══ RECORD EXTRACTS

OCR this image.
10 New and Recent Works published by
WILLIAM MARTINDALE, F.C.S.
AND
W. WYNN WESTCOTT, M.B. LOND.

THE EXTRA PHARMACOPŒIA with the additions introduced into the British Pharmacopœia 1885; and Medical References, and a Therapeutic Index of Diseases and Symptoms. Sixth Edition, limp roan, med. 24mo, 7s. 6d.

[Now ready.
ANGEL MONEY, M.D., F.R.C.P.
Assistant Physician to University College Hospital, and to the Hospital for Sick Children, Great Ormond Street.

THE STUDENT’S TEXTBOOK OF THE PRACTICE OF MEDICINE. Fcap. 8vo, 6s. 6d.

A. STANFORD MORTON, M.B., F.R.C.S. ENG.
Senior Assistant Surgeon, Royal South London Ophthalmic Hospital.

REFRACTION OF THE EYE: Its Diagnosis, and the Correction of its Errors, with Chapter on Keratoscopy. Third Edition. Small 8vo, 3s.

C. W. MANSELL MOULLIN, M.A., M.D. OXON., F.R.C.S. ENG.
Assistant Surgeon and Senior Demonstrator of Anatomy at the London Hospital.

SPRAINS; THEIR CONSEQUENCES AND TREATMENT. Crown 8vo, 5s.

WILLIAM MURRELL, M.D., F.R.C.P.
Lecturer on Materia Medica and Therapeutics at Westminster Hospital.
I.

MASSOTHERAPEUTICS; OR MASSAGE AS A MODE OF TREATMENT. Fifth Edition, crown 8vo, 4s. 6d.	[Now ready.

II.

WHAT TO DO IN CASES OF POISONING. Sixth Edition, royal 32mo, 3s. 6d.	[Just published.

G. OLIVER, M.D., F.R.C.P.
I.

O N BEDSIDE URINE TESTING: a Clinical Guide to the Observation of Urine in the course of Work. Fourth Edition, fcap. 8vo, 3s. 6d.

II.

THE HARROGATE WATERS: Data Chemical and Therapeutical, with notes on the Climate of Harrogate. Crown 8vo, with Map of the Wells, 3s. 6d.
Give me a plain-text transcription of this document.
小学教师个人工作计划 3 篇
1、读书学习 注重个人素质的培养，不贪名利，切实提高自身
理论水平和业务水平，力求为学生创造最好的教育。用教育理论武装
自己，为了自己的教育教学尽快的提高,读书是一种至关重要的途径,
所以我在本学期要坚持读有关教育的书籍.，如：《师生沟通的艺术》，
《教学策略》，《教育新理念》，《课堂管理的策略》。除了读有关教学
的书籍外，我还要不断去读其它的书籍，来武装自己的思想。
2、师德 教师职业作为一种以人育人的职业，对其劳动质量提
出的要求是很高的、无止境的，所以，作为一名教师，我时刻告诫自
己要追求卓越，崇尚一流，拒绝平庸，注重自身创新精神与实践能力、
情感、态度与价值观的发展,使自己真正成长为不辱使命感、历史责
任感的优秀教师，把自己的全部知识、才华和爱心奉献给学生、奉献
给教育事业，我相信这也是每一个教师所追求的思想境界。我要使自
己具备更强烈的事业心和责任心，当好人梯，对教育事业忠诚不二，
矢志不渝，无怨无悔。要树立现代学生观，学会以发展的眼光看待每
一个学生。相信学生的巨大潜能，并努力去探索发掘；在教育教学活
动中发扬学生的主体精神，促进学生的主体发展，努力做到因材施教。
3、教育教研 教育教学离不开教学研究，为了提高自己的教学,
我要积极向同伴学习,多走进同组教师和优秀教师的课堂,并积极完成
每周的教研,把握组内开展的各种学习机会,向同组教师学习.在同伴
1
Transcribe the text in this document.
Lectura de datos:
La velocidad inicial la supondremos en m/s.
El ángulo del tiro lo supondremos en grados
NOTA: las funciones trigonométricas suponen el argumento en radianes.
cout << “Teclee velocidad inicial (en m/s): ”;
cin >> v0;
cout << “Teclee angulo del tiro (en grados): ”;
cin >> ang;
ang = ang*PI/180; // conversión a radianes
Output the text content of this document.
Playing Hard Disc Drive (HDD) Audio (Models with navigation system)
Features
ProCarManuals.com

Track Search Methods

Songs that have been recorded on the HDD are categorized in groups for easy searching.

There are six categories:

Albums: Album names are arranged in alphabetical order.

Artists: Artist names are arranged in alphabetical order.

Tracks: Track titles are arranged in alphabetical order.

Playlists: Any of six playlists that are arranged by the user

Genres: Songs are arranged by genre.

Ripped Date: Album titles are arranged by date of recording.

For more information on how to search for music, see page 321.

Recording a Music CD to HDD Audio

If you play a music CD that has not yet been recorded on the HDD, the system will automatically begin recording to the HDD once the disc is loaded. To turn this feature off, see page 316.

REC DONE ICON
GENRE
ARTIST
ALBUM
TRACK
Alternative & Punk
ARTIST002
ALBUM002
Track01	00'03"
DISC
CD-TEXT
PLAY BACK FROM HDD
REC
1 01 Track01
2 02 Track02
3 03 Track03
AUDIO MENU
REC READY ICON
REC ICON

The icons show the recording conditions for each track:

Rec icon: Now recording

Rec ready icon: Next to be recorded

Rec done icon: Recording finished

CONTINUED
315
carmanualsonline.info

════

*GIVEN EXERCISE*. Repeat the records above exactly, from the first line to the last.

*RESULT OF THE TASK*.
OCR this image.
10 New and Recent Works published by
WILLIAM MARTINDALE, F.C.S.
AND
W. WYNN WESTCOTT, M.B. LOND.

THE EXTRA PHARMACOPŒIA with the additions introduced into the British Pharmacopœia 1885; and Medical References, and a Therapeutic Index of Diseases and Symptoms. Sixth Edition, limp roan, med. 24mo, 7s. 6d.

[Now ready.
ANGEL MONEY, M.D., F.R.C.P.
Assistant Physician to University College Hospital, and to the Hospital for Sick Children, Great Ormond Street.

THE STUDENT’S TEXTBOOK OF THE PRACTICE OF MEDICINE. Fcap. 8vo, 6s. 6d.

A. STANFORD MORTON, M.B., F.R.C.S. ENG.
Senior Assistant Surgeon, Royal South London Ophthalmic Hospital.

REFRACTION OF THE EYE: Its Diagnosis, and the Correction of its Errors, with Chapter on Keratoscopy. Third Edition. Small 8vo, 3s.

C. W. MANSELL MOULLIN, M.A., M.D. OXON., F.R.C.S. ENG.
Assistant Surgeon and Senior Demonstrator of Anatomy at the London Hospital.

SPRAINS; THEIR CONSEQUENCES AND TREATMENT. Crown 8vo, 5s.

WILLIAM MURRELL, M.D., F.R.C.P.
Lecturer on Materia Medica and Therapeutics at Westminster Hospital.
I.

MASSOTHERAPEUTICS; OR MASSAGE AS A MODE OF TREATMENT. Fifth Edition, crown 8vo, 4s. 6d.	[Now ready.

II.

WHAT TO DO IN CASES OF POISONING. Sixth Edition, royal 32mo, 3s. 6d.	[Just published.

G. OLIVER, M.D., F.R.C.P.
I.

O N BEDSIDE URINE TESTING: a Clinical Guide to the Observation of Urine in the course of Work. Fourth Edition, fcap. 8vo, 3s. 6d.

II.

THE HARROGATE WATERS: Data Chemical and Therapeutical, with notes on the Climate of Harrogate. Crown 8vo, with Map of the Wells, 3s. 6d.
Give me a plain-text transcription of this document.
小学教师个人工作计划 3 篇
1、读书学习 注重个人素质的培养，不贪名利，切实提高自身
理论水平和业务水平，力求为学生创造最好的教育。用教育理论武装
自己，为了自己的教育教学尽快的提高,读书是一种至关重要的途径,
所以我在本学期要坚持读有关教育的书籍.，如：《师生沟通的艺术》，
《教学策略》，《教育新理念》，《课堂管理的策略》。除了读有关教学
的书籍外，我还要不断去读其它的书籍，来武装自己的思想。
2、师德 教师职业作为一种以人育人的职业，对其劳动质量提
出的要求是很高的、无止境的，所以，作为一名教师，我时刻告诫自
己要追求卓越，崇尚一流，拒绝平庸，注重自身创新精神与实践能力、
情感、态度与价值观的发展,使自己真正成长为不辱使命感、历史责
任感的优秀教师，把自己的全部知识、才华和爱心奉献给学生、奉献
给教育事业，我相信这也是每一个教师所追求的思想境界。我要使自
己具备更强烈的事业心和责任心，当好人梯，对教育事业忠诚不二，
矢志不渝，无怨无悔。要树立现代学生观，学会以发展的眼光看待每
一个学生。相信学生的巨大潜能，并努力去探索发掘；在教育教学活
动中发扬学生的主体精神，促进学生的主体发展，努力做到因材施教。
3、教育教研 教育教学离不开教学研究，为了提高自己的教学,
我要积极向同伴学习,多走进同组教师和优秀教师的课堂,并积极完成
每周的教研,把握组内开展的各种学习机会,向同组教师学习.在同伴
1
Transcribe the text in this document.
Lectura de datos:
La velocidad inicial la supondremos en m/s.
El ángulo del tiro lo supondremos en grados
NOTA: las funciones trigonométricas suponen el argumento en radianes.
cout << “Teclee velocidad inicial (en m/s): ”;
cin >> v0;
cout << “Teclee angulo del tiro (en grados): ”;
cin >> ang;
ang = ang*PI/180; // conversión a radianes
Output the text content of this document.
Playing Hard Disc Drive (HDD) Audio (Models with navigation system)
Features
ProCarManuals.com

Track Search Methods

Songs that have been recorded on the HDD are categorized in groups for easy searching.

There are six categories:

Albums: Album names are arranged in alphabetical order.

Artists: Artist names are arranged in alphabetical order.

Tracks: Track titles are arranged in alphabetical order.

Playlists: Any of six playlists that are arranged by the user

Genres: Songs are arranged by genre.

Ripped Date: Album titles are arranged by date of recording.

For more information on how to search for music, see page 321.

Recording a Music CD to HDD Audio

If you play a music CD that has not yet been recorded on the HDD, the system will automatically begin recording to the HDD once the disc is loaded. To turn this feature off, see page 316.

REC DONE ICON
GENRE
ARTIST
ALBUM
TRACK
Alternative & Punk
ARTIST002
ALBUM002
Track01	00'03"
DISC
CD-TEXT
PLAY BACK FROM HDD
REC
1 01 Track01
2 02 Track02
3 03 Track03
AUDIO MENU
REC READY ICON
REC ICON

The icons show the recording conditions for each track:

Rec icon: Now recording

Rec ready icon: Next to be recorded

Rec done icon: Recording finished

CONTINUED
315
carmanualsonline.info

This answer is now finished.